REQUIRED WORK ::
Every record should be written out exactly, with the pictures left out.

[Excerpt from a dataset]

>> Start

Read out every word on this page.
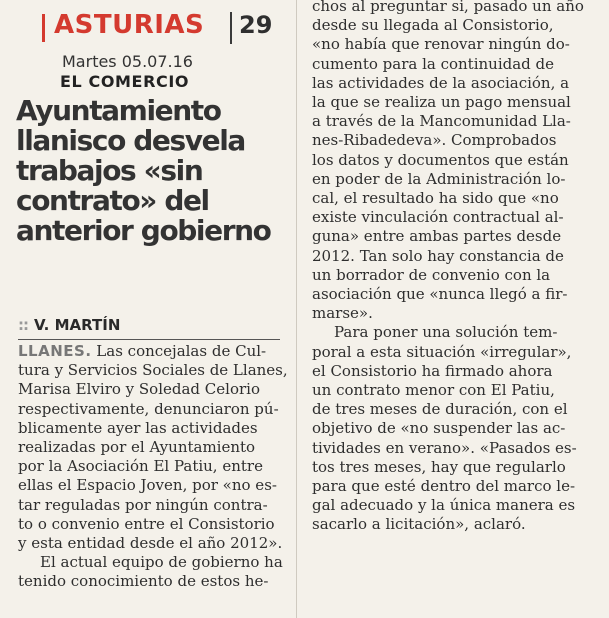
ASTURIAS 29
Martes 05.07.16
EL COMERCIO
Ayuntamiento
llanisco desvela
trabajos «sin
contrato» del
anterior gobierno
:: V. MARTÍN
LLANES. Las concejalas de Cul-
tura y Servicios Sociales de Llanes,
Marisa Elviro y Soledad Celorio
respectivamente, denunciaron pú-
blicamente ayer las actividades
realizadas por el Ayuntamiento
por la Asociación El Patiu, entre
ellas el Espacio Joven, por «no es-
tar reguladas por ningún contra-
to o convenio entre el Consistorio
y esta entidad desde el año 2012».
El actual equipo de gobierno ha
tenido conocimiento de estos he-
chos al preguntar si, pasado un año
desde su llegada al Consistorio,
«no había que renovar ningún do-
cumento para la continuidad de
las actividades de la asociación, a
la que se realiza un pago mensual
a través de la Mancomunidad Lla-
nes-Ribadedeva». Comprobados
los datos y documentos que están
en poder de la Administración lo-
cal, el resultado ha sido que «no
existe vinculación contractual al-
guna» entre ambas partes desde
2012. Tan solo hay constancia de
un borrador de convenio con la
asociación que «nunca llegó a fir-
marse».
Para poner una solución tem-
poral a esta situación «irregular»,
el Consistorio ha firmado ahora
un contrato menor con El Patiu,
de tres meses de duración, con el
objetivo de «no suspender las ac-
tividades en verano». «Pasados es-
tos tres meses, hay que regularlo
para que esté dentro del marco le-
gal adecuado y la única manera es
sacarlo a licitación», aclaró.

>> End

SOLUTION ::
Read out every word on this page.
ASTURIAS 29
Martes 05.07.16
EL COMERCIO
Ayuntamiento
llanisco desvela
trabajos «sin
contrato» del
anterior gobierno
:: V. MARTÍN
LLANES. Las concejalas de Cul-
tura y Servicios Sociales de Llanes,
Marisa Elviro y Soledad Celorio
respectivamente, denunciaron pú-
blicamente ayer las actividades
realizadas por el Ayuntamiento
por la Asociación El Patiu, entre
ellas el Espacio Joven, por «no es-
tar reguladas por ningún contra-
to o convenio entre el Consistorio
y esta entidad desde el año 2012».
El actual equipo de gobierno ha
tenido conocimiento de estos he-
chos al preguntar si, pasado un año
desde su llegada al Consistorio,
«no había que renovar ningún do-
cumento para la continuidad de
las actividades de la asociación, a
la que se realiza un pago mensual
a través de la Mancomunidad Lla-
nes-Ribadedeva». Comprobados
los datos y documentos que están
en poder de la Administración lo-
cal, el resultado ha sido que «no
existe vinculación contractual al-
guna» entre ambas partes desde
2012. Tan solo hay constancia de
un borrador de convenio con la
asociación que «nunca llegó a fir-
marse».
Para poner una solución tem-
poral a esta situación «irregular»,
el Consistorio ha firmado ahora
un contrato menor con El Patiu,
de tres meses de duración, con el
objetivo de «no suspender las ac-
tividades en verano». «Pasados es-
tos tres meses, hay que regularlo
para que esté dentro del marco le-
gal adecuado y la única manera es
sacarlo a licitación», aclaró.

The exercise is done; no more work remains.